§ PROVIDED RECORDS:
---*---

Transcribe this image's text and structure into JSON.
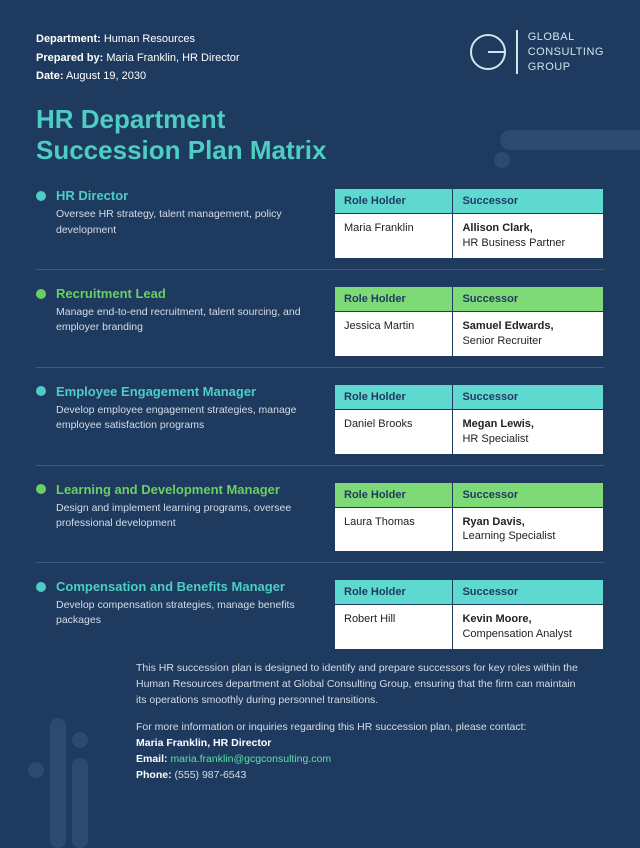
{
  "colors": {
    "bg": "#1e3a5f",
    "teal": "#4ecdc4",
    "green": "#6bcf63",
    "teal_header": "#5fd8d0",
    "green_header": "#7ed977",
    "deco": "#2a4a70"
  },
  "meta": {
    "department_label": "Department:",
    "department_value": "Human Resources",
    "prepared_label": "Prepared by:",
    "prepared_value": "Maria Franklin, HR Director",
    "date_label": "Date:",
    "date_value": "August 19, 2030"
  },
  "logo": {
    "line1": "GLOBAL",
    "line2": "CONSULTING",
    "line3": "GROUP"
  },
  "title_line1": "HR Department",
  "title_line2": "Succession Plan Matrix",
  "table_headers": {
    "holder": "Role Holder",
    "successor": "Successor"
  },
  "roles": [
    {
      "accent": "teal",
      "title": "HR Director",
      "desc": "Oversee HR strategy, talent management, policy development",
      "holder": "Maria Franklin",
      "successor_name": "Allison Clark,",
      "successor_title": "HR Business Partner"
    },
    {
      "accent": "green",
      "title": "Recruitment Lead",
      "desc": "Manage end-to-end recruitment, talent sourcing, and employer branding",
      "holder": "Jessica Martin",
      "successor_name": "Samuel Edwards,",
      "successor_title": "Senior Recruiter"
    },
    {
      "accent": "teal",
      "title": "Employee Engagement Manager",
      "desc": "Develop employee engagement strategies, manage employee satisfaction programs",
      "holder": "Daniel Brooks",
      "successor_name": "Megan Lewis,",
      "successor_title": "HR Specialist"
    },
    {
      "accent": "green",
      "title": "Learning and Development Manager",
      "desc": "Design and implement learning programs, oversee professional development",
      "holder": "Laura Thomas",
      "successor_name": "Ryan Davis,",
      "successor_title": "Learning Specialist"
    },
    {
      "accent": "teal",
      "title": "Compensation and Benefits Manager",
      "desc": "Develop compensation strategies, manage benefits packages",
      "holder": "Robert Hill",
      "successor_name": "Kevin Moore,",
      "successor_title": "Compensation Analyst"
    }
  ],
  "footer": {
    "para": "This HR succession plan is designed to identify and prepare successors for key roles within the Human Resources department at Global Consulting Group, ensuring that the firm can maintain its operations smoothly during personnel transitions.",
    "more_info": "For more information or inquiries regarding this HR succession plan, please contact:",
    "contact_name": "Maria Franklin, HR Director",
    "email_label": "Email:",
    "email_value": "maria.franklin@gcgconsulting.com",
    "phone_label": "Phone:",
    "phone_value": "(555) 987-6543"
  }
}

---*---

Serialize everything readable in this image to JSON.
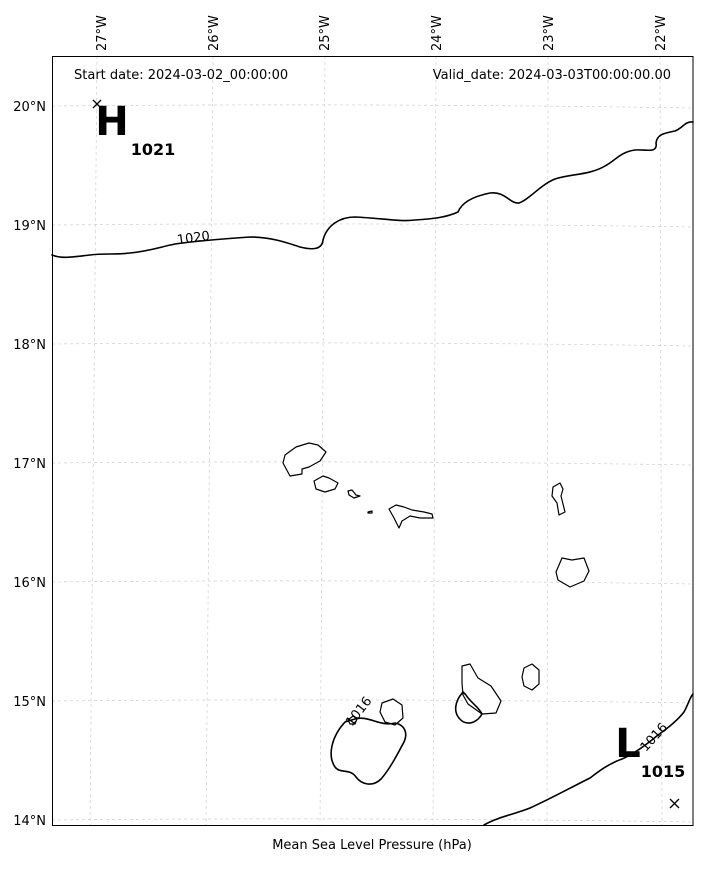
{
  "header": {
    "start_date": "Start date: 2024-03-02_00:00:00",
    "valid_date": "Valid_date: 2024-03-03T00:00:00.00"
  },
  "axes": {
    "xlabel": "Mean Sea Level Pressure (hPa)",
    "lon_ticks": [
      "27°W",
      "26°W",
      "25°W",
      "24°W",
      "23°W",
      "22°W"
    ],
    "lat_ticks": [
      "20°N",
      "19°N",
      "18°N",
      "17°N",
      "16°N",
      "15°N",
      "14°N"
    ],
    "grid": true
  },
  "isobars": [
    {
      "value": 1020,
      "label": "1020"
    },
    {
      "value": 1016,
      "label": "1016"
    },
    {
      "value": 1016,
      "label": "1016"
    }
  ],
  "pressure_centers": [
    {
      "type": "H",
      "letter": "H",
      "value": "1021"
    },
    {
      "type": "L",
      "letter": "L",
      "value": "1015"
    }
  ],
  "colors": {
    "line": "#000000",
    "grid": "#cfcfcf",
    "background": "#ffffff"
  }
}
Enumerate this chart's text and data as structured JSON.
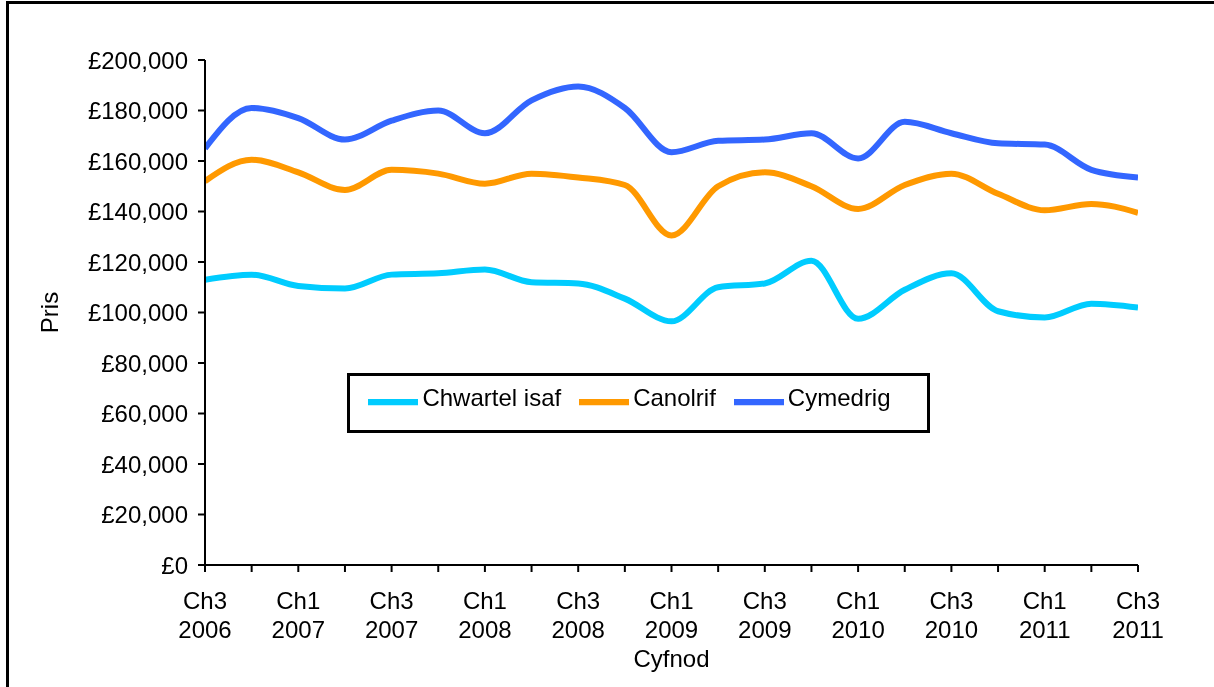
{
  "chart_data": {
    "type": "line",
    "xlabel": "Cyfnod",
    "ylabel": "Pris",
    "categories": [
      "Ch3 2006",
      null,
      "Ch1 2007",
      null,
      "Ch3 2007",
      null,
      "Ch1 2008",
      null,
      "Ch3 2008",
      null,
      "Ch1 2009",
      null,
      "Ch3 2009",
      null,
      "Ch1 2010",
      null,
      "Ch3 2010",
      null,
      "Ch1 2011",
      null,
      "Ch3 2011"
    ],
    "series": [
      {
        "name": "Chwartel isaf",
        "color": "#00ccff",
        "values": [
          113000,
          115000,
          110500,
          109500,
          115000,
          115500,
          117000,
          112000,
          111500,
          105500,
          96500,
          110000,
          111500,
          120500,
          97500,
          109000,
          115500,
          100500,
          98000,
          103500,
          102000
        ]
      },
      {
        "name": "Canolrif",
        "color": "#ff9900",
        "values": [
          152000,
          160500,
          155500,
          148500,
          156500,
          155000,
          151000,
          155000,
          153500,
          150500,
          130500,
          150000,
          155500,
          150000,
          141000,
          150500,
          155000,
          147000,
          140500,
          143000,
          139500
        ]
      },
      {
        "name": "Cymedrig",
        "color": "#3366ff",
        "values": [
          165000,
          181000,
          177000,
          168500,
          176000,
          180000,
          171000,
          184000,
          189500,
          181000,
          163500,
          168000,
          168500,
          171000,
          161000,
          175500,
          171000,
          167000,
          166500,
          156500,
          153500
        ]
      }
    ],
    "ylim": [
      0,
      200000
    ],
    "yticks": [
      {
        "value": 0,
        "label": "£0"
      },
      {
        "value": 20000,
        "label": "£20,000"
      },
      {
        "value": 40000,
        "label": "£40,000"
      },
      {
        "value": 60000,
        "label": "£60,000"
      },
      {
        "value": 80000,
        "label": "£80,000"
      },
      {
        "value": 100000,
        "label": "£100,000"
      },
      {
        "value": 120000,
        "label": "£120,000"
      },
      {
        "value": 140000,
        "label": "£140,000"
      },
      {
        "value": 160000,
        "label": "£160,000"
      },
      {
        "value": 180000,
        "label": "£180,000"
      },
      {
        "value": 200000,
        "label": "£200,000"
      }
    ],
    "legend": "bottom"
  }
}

---*---

§ TASK STATEMENT: Provide the number of lines containing the string "talent", with no other output.

§ PROBLEM SOLUTION: 2